> _課題の目的_
以下の項目の行をすべて書き直し、「Bar」を「Rect」に置き換えてください。それ以外は一字も変えないでください。

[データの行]
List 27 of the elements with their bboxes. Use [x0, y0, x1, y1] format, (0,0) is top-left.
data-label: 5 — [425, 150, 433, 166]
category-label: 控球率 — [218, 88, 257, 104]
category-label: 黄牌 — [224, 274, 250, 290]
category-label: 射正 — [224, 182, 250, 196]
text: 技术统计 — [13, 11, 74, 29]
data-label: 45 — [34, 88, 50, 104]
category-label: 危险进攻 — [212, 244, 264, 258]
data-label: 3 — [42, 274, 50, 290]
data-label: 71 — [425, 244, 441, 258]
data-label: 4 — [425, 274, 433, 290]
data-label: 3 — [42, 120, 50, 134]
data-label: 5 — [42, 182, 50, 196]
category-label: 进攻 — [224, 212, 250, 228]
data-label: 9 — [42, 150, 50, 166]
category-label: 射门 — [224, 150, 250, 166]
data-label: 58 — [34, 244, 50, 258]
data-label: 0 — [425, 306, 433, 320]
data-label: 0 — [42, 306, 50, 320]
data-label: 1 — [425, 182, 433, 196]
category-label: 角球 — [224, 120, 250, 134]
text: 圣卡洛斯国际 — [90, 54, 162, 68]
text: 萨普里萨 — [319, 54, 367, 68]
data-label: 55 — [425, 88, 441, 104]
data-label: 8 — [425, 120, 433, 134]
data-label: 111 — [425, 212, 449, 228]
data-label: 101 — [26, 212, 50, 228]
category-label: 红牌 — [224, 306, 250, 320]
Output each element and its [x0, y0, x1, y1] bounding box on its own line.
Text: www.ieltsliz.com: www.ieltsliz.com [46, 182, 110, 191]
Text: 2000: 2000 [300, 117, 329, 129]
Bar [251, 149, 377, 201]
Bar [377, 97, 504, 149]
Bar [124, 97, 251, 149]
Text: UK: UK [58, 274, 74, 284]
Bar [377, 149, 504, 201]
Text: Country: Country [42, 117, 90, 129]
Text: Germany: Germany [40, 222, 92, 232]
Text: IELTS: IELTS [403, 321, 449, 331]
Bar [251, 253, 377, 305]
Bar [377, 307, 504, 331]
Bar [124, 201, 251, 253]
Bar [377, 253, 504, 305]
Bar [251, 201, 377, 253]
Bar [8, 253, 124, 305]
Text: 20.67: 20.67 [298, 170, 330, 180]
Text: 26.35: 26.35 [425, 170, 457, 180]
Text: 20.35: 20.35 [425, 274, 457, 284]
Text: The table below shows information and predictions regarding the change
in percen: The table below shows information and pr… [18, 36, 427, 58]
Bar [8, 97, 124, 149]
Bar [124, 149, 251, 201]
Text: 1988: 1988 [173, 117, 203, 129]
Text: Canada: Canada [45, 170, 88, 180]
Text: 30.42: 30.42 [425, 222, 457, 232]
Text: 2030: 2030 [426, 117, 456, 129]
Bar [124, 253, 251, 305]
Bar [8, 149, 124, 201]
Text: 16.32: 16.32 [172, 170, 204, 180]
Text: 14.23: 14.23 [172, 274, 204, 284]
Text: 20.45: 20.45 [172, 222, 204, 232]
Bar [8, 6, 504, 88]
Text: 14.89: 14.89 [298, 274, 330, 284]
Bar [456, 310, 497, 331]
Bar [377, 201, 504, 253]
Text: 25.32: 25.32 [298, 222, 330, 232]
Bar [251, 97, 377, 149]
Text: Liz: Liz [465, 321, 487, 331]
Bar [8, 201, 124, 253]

> _解答例_
List 27 of the elements with their bboxes. Use [x0, y0, x1, y1] format, (0,0) is top-left.
data-label: 5 — [425, 150, 433, 166]
category-label: 控球率 — [218, 88, 257, 104]
category-label: 黄牌 — [224, 274, 250, 290]
category-label: 射正 — [224, 182, 250, 196]
text: 技术统计 — [13, 11, 74, 29]
data-label: 45 — [34, 88, 50, 104]
category-label: 危险进攻 — [212, 244, 264, 258]
data-label: 3 — [42, 274, 50, 290]
data-label: 71 — [425, 244, 441, 258]
data-label: 4 — [425, 274, 433, 290]
data-label: 3 — [42, 120, 50, 134]
data-label: 5 — [42, 182, 50, 196]
category-label: 进攻 — [224, 212, 250, 228]
data-label: 9 — [42, 150, 50, 166]
category-label: 射门 — [224, 150, 250, 166]
data-label: 58 — [34, 244, 50, 258]
data-label: 0 — [425, 306, 433, 320]
data-label: 0 — [42, 306, 50, 320]
data-label: 1 — [425, 182, 433, 196]
category-label: 角球 — [224, 120, 250, 134]
text: 圣卡洛斯国际 — [90, 54, 162, 68]
text: 萨普里萨 — [319, 54, 367, 68]
data-label: 55 — [425, 88, 441, 104]
data-label: 8 — [425, 120, 433, 134]
data-label: 111 — [425, 212, 449, 228]
data-label: 101 — [26, 212, 50, 228]
category-label: 红牌 — [224, 306, 250, 320]
Output each element and its [x0, y0, x1, y1] bounding box on its own line.
Text: www.ieltsliz.com: www.ieltsliz.com [46, 182, 110, 191]
Text: 2000: 2000 [300, 117, 329, 129]
Rect [251, 149, 377, 201]
Rect [377, 97, 504, 149]
Rect [124, 97, 251, 149]
Text: UK: UK [58, 274, 74, 284]
Rect [377, 149, 504, 201]
Text: Country: Country [42, 117, 90, 129]
Text: Germany: Germany [40, 222, 92, 232]
Text: IELTS: IELTS [403, 321, 449, 331]
Rect [251, 253, 377, 305]
Rect [377, 307, 504, 331]
Rect [124, 201, 251, 253]
Rect [377, 253, 504, 305]
Rect [251, 201, 377, 253]
Rect [8, 253, 124, 305]
Text: 20.67: 20.67 [298, 170, 330, 180]
Text: 26.35: 26.35 [425, 170, 457, 180]
Text: 20.35: 20.35 [425, 274, 457, 284]
Text: The table below shows information and predictions regarding the change
in percen: The table below shows information and pr… [18, 36, 427, 58]
Rect [8, 97, 124, 149]
Rect [124, 149, 251, 201]
Text: 1988: 1988 [173, 117, 203, 129]
Text: Canada: Canada [45, 170, 88, 180]
Text: 30.42: 30.42 [425, 222, 457, 232]
Text: 2030: 2030 [426, 117, 456, 129]
Rect [124, 253, 251, 305]
Rect [8, 149, 124, 201]
Text: 16.32: 16.32 [172, 170, 204, 180]
Text: 14.23: 14.23 [172, 274, 204, 284]
Text: 20.45: 20.45 [172, 222, 204, 232]
Rect [8, 6, 504, 88]
Text: 14.89: 14.89 [298, 274, 330, 284]
Rect [456, 310, 497, 331]
Rect [377, 201, 504, 253]
Text: 25.32: 25.32 [298, 222, 330, 232]
Rect [251, 97, 377, 149]
Text: Liz: Liz [465, 321, 487, 331]
Rect [8, 201, 124, 253]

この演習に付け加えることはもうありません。